__STATED PROBLEM 1__
Please identify each line in the rows below that contains the string "test" and copy those lines. Case counts.

ALTONA RESOURCES INC.
NOTES TO FINANCIAL STATEMENTS
June 30, 2015
(Expressed in US Dollars)
(Unaudited)
1. OPERATIONS
Organization
The Company was incorporated in the State of Nevada on April 4, 2011. The Company's plan of operations anticipates purchasing at least one oil and gas lease. There is no assurance we will ever be able to acquire an oil and gas lease or if we do acquire an oil and gas lease, that the oil and gas lease will produce any oil or gas.
Going Concern
The accompanying financial statements have been prepared on a "going concern" basis, which assumes that the Company will continue to realize its assets and discharge its liabilities in the normal course of business. At June 30, 2015, the Company had cash of $0 and a working capital deficit of $45,489. Further, the Company has incurred a net loss of $123,489 for the period from April 4, 2011 (inception) to June 30, 2015. These factors raise substantial doubt regarding the Company's ability to continue as a going concern. These financial statements do not include any adjustments to the recoverability and classification of recorded asset amounts and classification of liabilities that might be necessary should the Company be unable to continue as a going concern.

(Layout records)
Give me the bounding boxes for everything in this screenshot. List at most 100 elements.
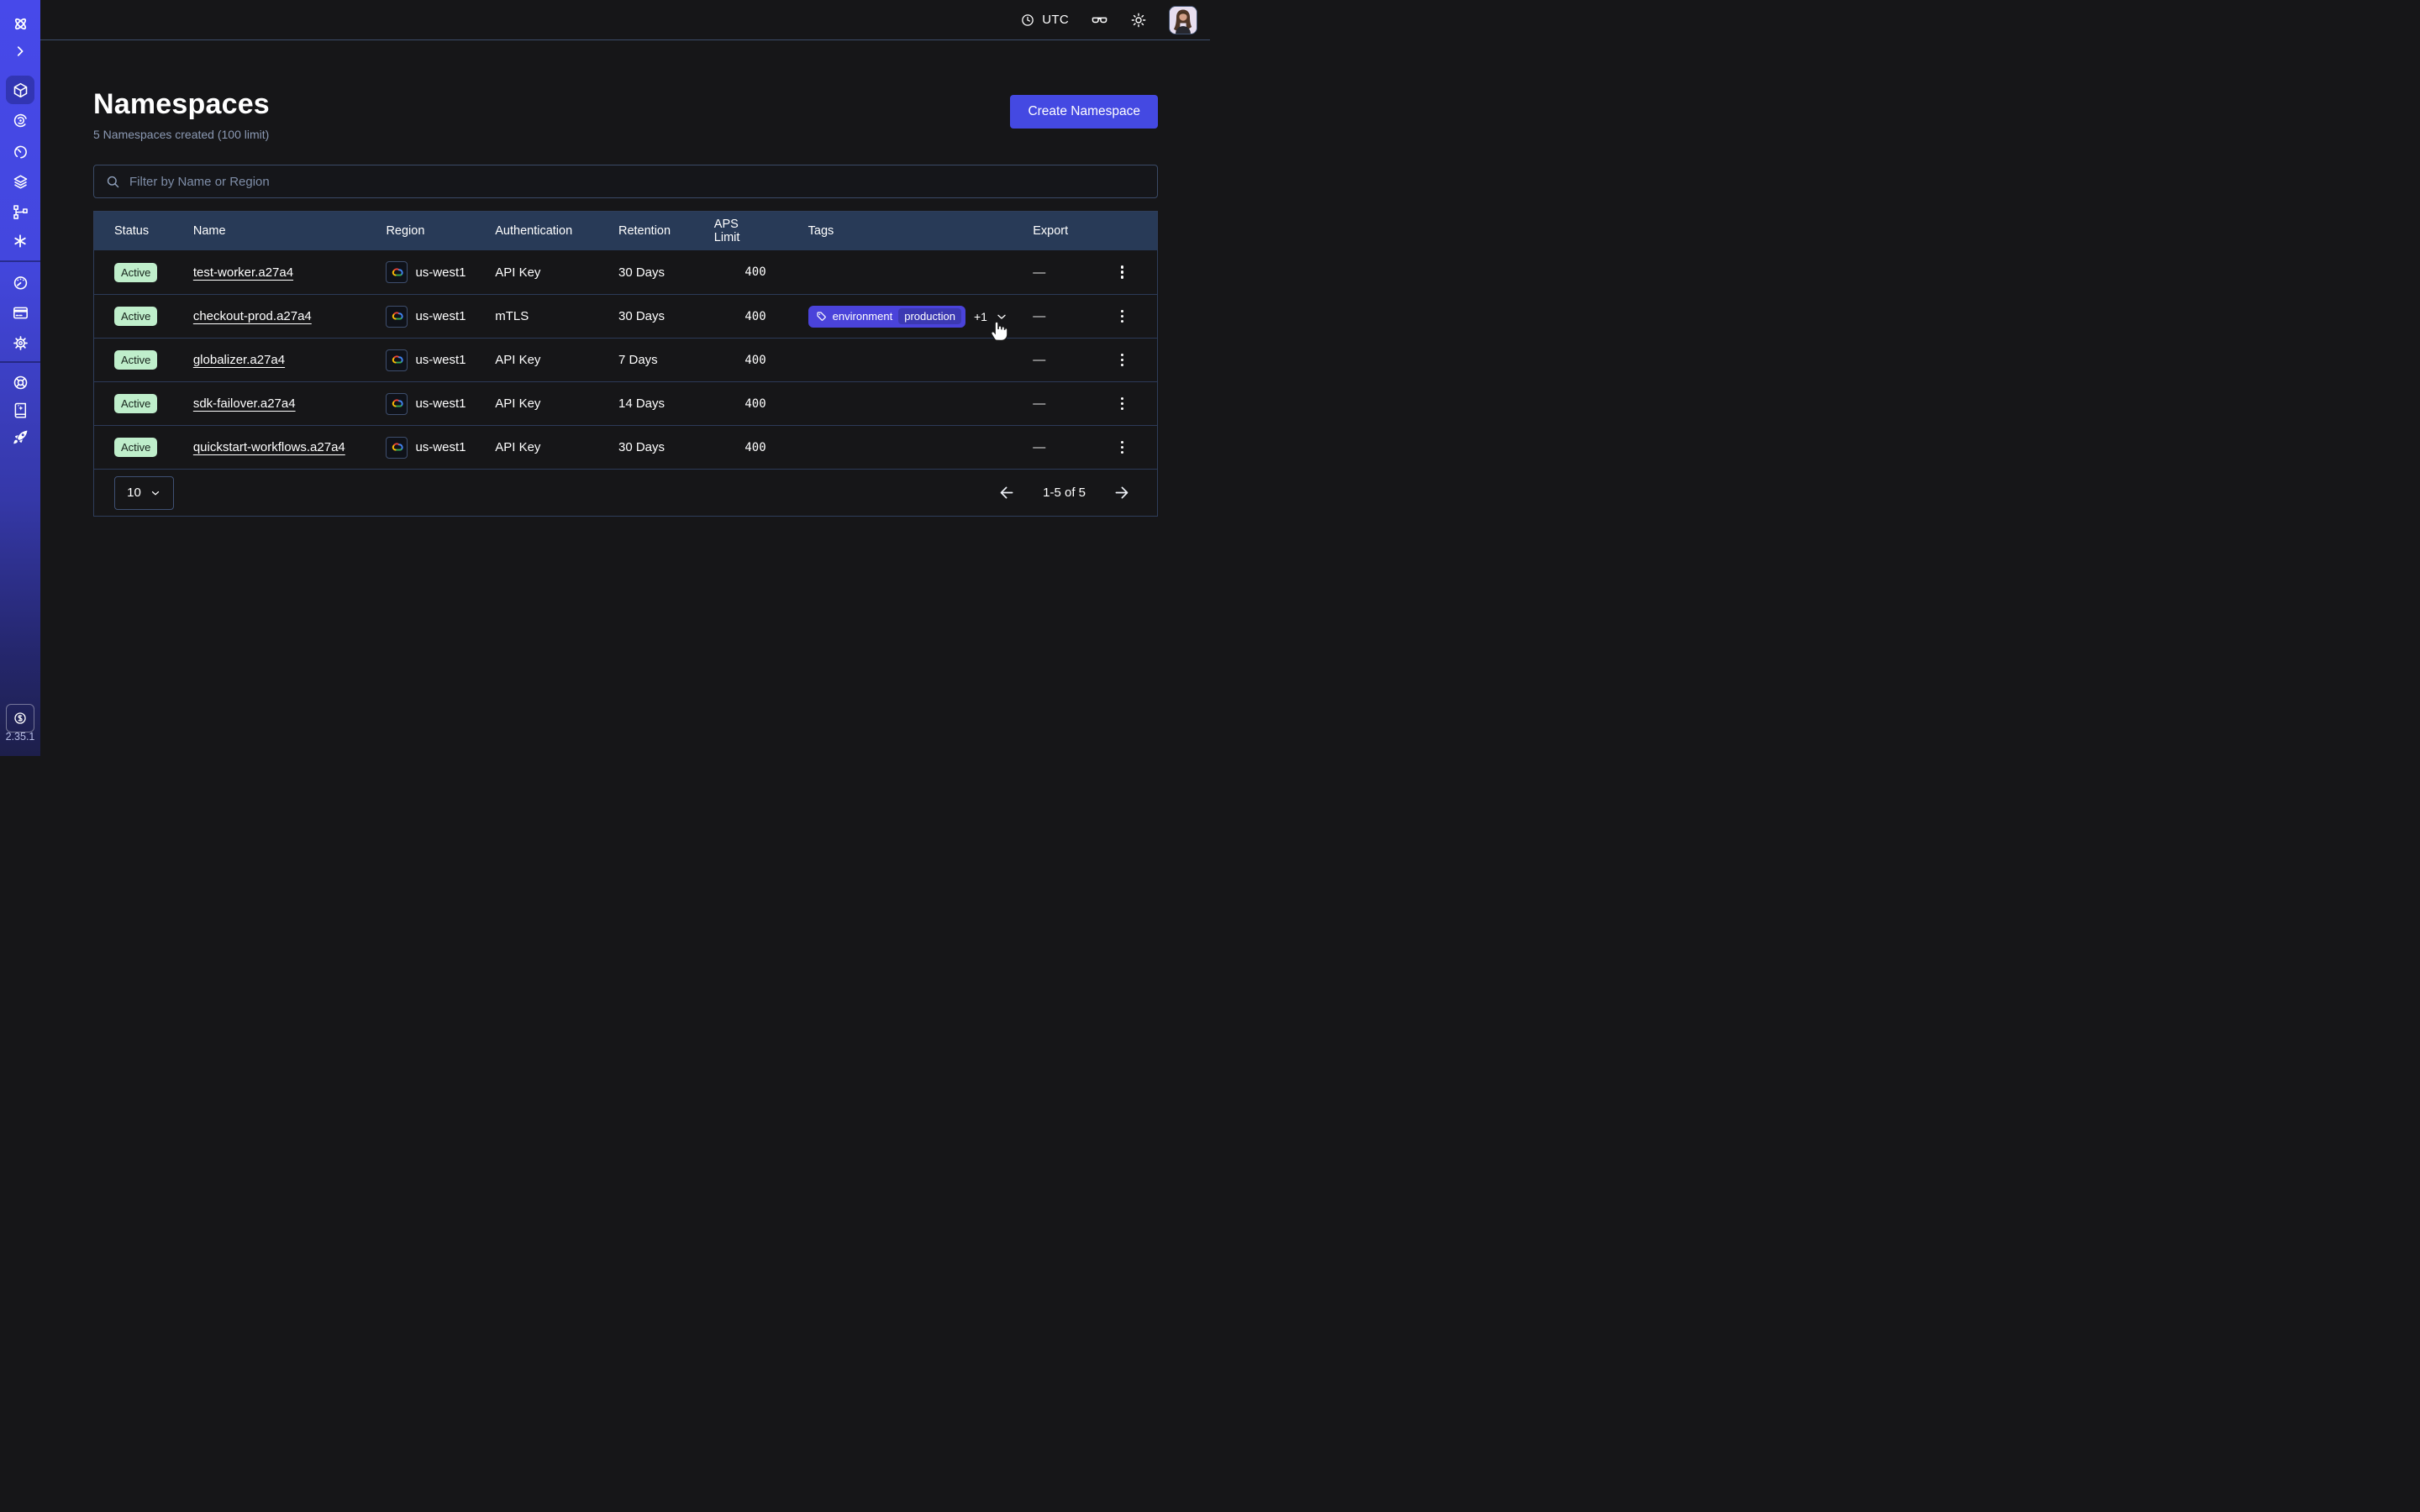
sidebar-item-getting-started[interactable]	[6, 423, 34, 451]
sidebar-divider	[0, 361, 40, 363]
temporal-logo[interactable]	[6, 9, 34, 38]
sidebar-item-batch-operations[interactable]	[6, 227, 34, 255]
iris-icon	[12, 112, 29, 129]
create-namespace-button[interactable]: Create Namespace	[1010, 95, 1158, 129]
tag-value: production	[898, 308, 961, 324]
tags-cell	[808, 426, 1034, 469]
export-value: —	[1033, 440, 1045, 454]
chevron-down-icon	[995, 310, 1008, 323]
row-actions-kebab-icon[interactable]	[1116, 261, 1129, 283]
sidebar-item-docs[interactable]	[6, 396, 34, 424]
labs-button[interactable]	[1091, 11, 1108, 29]
col-tags: Tags	[808, 212, 1034, 250]
filter-input[interactable]	[129, 175, 1146, 189]
namespace-link[interactable]: checkout-prod.a27a4	[193, 309, 312, 323]
tag-pill[interactable]: environment production	[808, 306, 965, 328]
sidebar: 2.35.1	[0, 0, 40, 756]
layers-icon	[12, 173, 29, 191]
timezone-label: UTC	[1042, 13, 1069, 27]
sun-icon	[1130, 12, 1147, 29]
chevron-down-icon	[150, 487, 161, 499]
col-retention: Retention	[618, 212, 714, 250]
namespace-link[interactable]: test-worker.a27a4	[193, 265, 293, 280]
pagination-controls: 1-5 of 5	[997, 482, 1132, 503]
chevron-right-icon	[13, 44, 28, 59]
status-badge: Active	[114, 394, 157, 413]
life-ring-icon	[12, 374, 29, 391]
row-actions-kebab-icon[interactable]	[1116, 306, 1129, 328]
credit-card-icon	[12, 304, 29, 322]
sidebar-expand-button[interactable]	[6, 37, 34, 66]
table-row: Active sdk-failover.a27a4 us-west1 API K…	[94, 381, 1157, 425]
cube-icon	[12, 81, 29, 99]
sidebar-item-namespaces[interactable]	[6, 76, 34, 104]
retention-value: 30 Days	[618, 295, 714, 338]
tag-icon	[816, 311, 827, 322]
sidebar-item-schedules[interactable]	[6, 137, 34, 165]
page-size-select[interactable]: 10	[114, 476, 174, 510]
asterisk-icon	[12, 233, 29, 249]
table-header-row: Status Name Region Authentication Retent…	[94, 212, 1157, 250]
region-label: us-west1	[415, 309, 466, 323]
glasses-icon	[1091, 11, 1108, 29]
retention-value: 30 Days	[618, 250, 714, 294]
temporal-logo-icon	[12, 15, 29, 33]
export-value: —	[1033, 265, 1045, 280]
retention-value: 7 Days	[618, 339, 714, 381]
previous-page-button[interactable]	[997, 482, 1018, 503]
namespace-link[interactable]: quickstart-workflows.a27a4	[193, 440, 345, 454]
table-footer: 10 1-5 of 5	[94, 469, 1157, 516]
page-size-value: 10	[127, 486, 141, 500]
gcp-cloud-icon	[386, 261, 408, 283]
sidebar-item-deployments[interactable]	[6, 167, 34, 196]
region-label: us-west1	[415, 396, 466, 411]
status-badge: Active	[114, 263, 157, 282]
badge-dollar-icon	[12, 710, 29, 727]
arrow-left-icon	[998, 484, 1016, 501]
timer-icon	[12, 143, 29, 160]
retention-value: 30 Days	[618, 426, 714, 469]
next-page-button[interactable]	[1111, 482, 1132, 503]
sidebar-item-nexus[interactable]	[6, 197, 34, 226]
theme-toggle-button[interactable]	[1130, 12, 1147, 29]
region-label: us-west1	[415, 265, 466, 280]
tags-expand-button[interactable]	[993, 308, 1010, 325]
col-authentication: Authentication	[495, 212, 618, 250]
pagination-range-label: 1-5 of 5	[1043, 486, 1086, 500]
col-export: Export	[1033, 212, 1157, 250]
aps-limit-value: 400	[714, 382, 808, 425]
page-title: Namespaces	[93, 88, 270, 121]
row-actions-kebab-icon[interactable]	[1116, 437, 1129, 459]
table-row: Active globalizer.a27a4 us-west1 API Key…	[94, 338, 1157, 381]
aps-limit-value: 400	[714, 250, 808, 294]
row-actions-kebab-icon[interactable]	[1116, 349, 1129, 371]
sidebar-item-billing[interactable]	[6, 298, 34, 327]
sidebar-item-support[interactable]	[6, 368, 34, 396]
tags-cell: environment production +1	[808, 295, 1034, 338]
tags-cell	[808, 250, 1034, 294]
retention-value: 14 Days	[618, 382, 714, 425]
arrow-right-icon	[1113, 484, 1130, 501]
gauge-icon	[12, 274, 29, 291]
sidebar-item-settings[interactable]	[6, 328, 34, 357]
gear-icon	[12, 334, 29, 352]
pricing-button[interactable]	[6, 704, 34, 732]
page-header: Namespaces 5 Namespaces created (100 lim…	[93, 88, 1158, 141]
sidebar-item-workflows[interactable]	[6, 106, 34, 134]
namespace-link[interactable]: sdk-failover.a27a4	[193, 396, 296, 411]
row-actions-kebab-icon[interactable]	[1116, 393, 1129, 415]
sidebar-divider	[0, 260, 40, 262]
user-avatar[interactable]	[1169, 6, 1197, 34]
table-row: Active test-worker.a27a4 us-west1 API Ke…	[94, 250, 1157, 294]
export-value: —	[1033, 396, 1045, 411]
status-badge: Active	[114, 438, 157, 457]
status-badge: Active	[114, 307, 157, 326]
region-label: us-west1	[415, 353, 466, 367]
sidebar-item-usage[interactable]	[6, 268, 34, 297]
namespace-count-subtitle: 5 Namespaces created (100 limit)	[93, 128, 270, 141]
export-value: —	[1033, 353, 1045, 367]
tags-cell	[808, 382, 1034, 425]
auth-value: API Key	[495, 339, 618, 381]
namespace-link[interactable]: globalizer.a27a4	[193, 353, 285, 367]
timezone-button[interactable]: UTC	[1020, 13, 1069, 28]
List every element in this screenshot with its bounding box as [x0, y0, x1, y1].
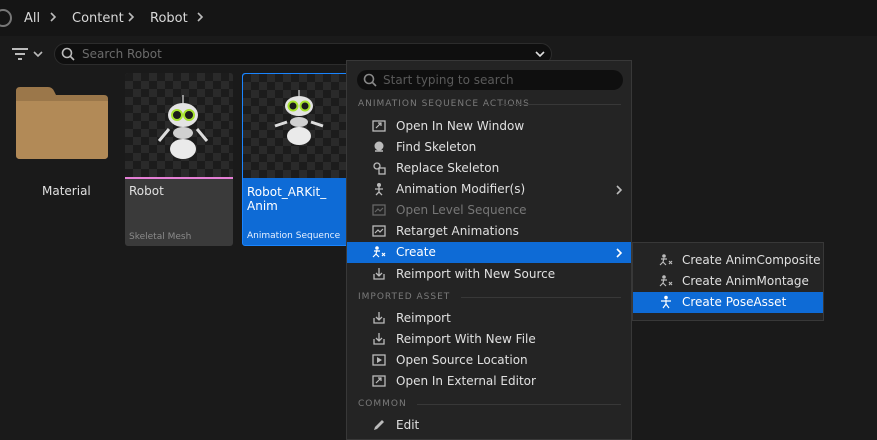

__STATED PROBLEM 2__
Print the part of the financial statement notes above starting at "(Unaudited)" and ending at "oil or gas.".

__FULL RESPONSE 1__
namespace-link[interactable]: test-worker.a27a4	[193, 265, 293, 280]
table-row: Active test-worker.a27a4 us-west1 API Ke…	[94, 250, 1157, 294]

__FULL RESPONSE 2__
(Unaudited)
1. OPERATIONS
Organization
The Company was incorporated in the State of Nevada on April 4, 2011. The Company's plan of operations anticipates purchasing at least one oil and gas lease. There is no assurance we will ever be able to acquire an oil and gas lease or if we do acquire an oil and gas lease, that the oil and gas lease will produce any oil or gas.